═════ LISTING ═════
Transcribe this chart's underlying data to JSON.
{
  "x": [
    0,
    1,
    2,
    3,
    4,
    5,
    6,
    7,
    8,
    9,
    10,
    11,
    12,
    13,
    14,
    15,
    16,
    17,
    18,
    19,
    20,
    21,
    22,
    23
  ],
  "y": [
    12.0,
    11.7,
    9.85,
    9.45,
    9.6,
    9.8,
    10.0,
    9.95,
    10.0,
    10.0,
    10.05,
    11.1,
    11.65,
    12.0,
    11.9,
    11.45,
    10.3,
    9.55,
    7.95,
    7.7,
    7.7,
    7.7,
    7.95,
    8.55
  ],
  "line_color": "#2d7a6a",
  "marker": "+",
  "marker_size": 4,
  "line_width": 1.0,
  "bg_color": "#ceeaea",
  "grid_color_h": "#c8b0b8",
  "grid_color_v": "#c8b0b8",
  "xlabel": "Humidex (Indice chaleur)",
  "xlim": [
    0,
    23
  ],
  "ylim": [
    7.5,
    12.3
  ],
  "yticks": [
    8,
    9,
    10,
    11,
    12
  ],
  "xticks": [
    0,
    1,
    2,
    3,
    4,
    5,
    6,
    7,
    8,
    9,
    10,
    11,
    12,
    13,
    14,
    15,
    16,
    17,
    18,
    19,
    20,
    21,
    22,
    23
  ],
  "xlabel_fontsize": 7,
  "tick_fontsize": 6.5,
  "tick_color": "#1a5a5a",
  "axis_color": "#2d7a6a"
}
═════
§ PROBLEM DETAILS
Write the listing out again, exactly as shown above.

§ COMPLETE OUTPUT
Transcribe this chart's underlying data to JSON.
{
  "x": [
    0,
    1,
    2,
    3,
    4,
    5,
    6,
    7,
    8,
    9,
    10,
    11,
    12,
    13,
    14,
    15,
    16,
    17,
    18,
    19,
    20,
    21,
    22,
    23
  ],
  "y": [
    12.0,
    11.7,
    9.85,
    9.45,
    9.6,
    9.8,
    10.0,
    9.95,
    10.0,
    10.0,
    10.05,
    11.1,
    11.65,
    12.0,
    11.9,
    11.45,
    10.3,
    9.55,
    7.95,
    7.7,
    7.7,
    7.7,
    7.95,
    8.55
  ],
  "line_color": "#2d7a6a",
  "marker": "+",
  "marker_size": 4,
  "line_width": 1.0,
  "bg_color": "#ceeaea",
  "grid_color_h": "#c8b0b8",
  "grid_color_v": "#c8b0b8",
  "xlabel": "Humidex (Indice chaleur)",
  "xlim": [
    0,
    23
  ],
  "ylim": [
    7.5,
    12.3
  ],
  "yticks": [
    8,
    9,
    10,
    11,
    12
  ],
  "xticks": [
    0,
    1,
    2,
    3,
    4,
    5,
    6,
    7,
    8,
    9,
    10,
    11,
    12,
    13,
    14,
    15,
    16,
    17,
    18,
    19,
    20,
    21,
    22,
    23
  ],
  "xlabel_fontsize": 7,
  "tick_fontsize": 6.5,
  "tick_color": "#1a5a5a",
  "axis_color": "#2d7a6a"
}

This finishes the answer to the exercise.